• **Exercise directions**
Tally up the lines carrying the string "areas" and respond with only the resulting number.

• **Material provided**

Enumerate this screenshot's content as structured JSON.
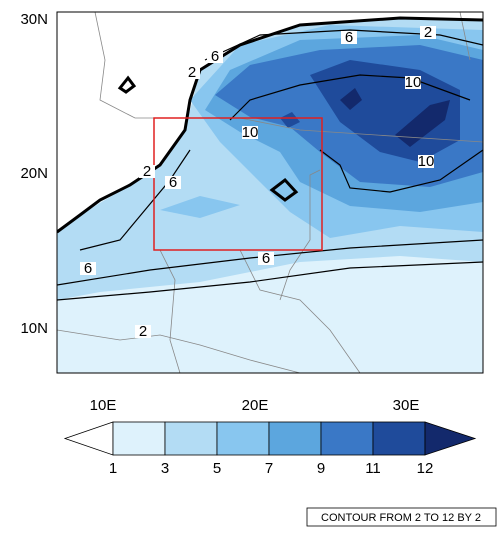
{
  "map": {
    "lat_labels": [
      "30N",
      "20N",
      "10N"
    ],
    "lon_labels": [
      "10E",
      "20E",
      "30E"
    ],
    "contour_labels": [
      "2",
      "6",
      "6",
      "2",
      "10",
      "10",
      "2",
      "6",
      "10",
      "6",
      "6",
      "2"
    ],
    "colorbar": {
      "labels": [
        1,
        3,
        5,
        7,
        9,
        11,
        12
      ],
      "colors": [
        "#ffffff",
        "#def2fc",
        "#b3dcf4",
        "#88c6ef",
        "#5ca6de",
        "#3a78c6",
        "#1f4b9b",
        "#13296c"
      ]
    },
    "footer": "CONTOUR FROM 2 TO 12 BY 2"
  }
}
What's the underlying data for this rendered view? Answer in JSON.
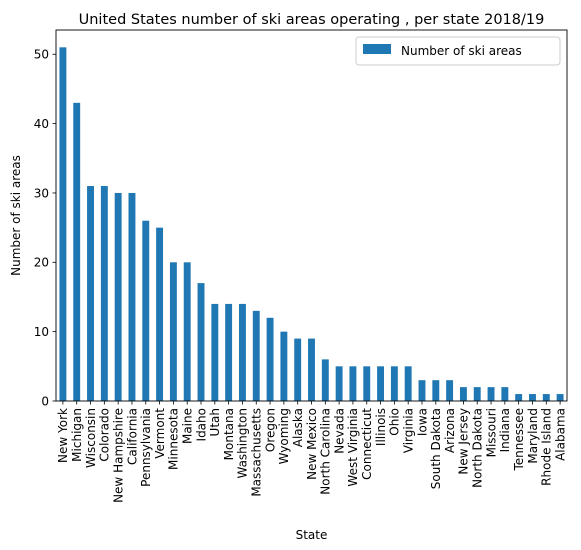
{
  "chart_data": {
    "type": "bar",
    "title": "United States number of ski areas operating , per state 2018/19",
    "xlabel": "State",
    "ylabel": "Number of ski areas",
    "ylim": [
      0,
      53.5
    ],
    "yticks": [
      0,
      10,
      20,
      30,
      40,
      50
    ],
    "grid": false,
    "legend_position": "top-right",
    "categories": [
      "New York",
      "Michigan",
      "Wisconsin",
      "Colorado",
      "New Hampshire",
      "California",
      "Pennsylvania",
      "Vermont",
      "Minnesota",
      "Maine",
      "Idaho",
      "Utah",
      "Montana",
      "Washington",
      "Massachusetts",
      "Oregon",
      "Wyoming",
      "Alaska",
      "New Mexico",
      "North Carolina",
      "Nevada",
      "West Virginia",
      "Connecticut",
      "Illinois",
      "Ohio",
      "Virginia",
      "Iowa",
      "South Dakota",
      "Arizona",
      "New Jersey",
      "North Dakota",
      "Missouri",
      "Indiana",
      "Tennessee",
      "Maryland",
      "Rhode Island",
      "Alabama"
    ],
    "series": [
      {
        "name": "Number of ski areas",
        "color": "#1f77b4",
        "values": [
          51,
          43,
          31,
          31,
          30,
          30,
          26,
          25,
          20,
          20,
          17,
          14,
          14,
          14,
          13,
          12,
          10,
          9,
          9,
          6,
          5,
          5,
          5,
          5,
          5,
          5,
          3,
          3,
          3,
          2,
          2,
          2,
          2,
          1,
          1,
          1,
          1
        ]
      }
    ]
  }
}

• **Final result**
3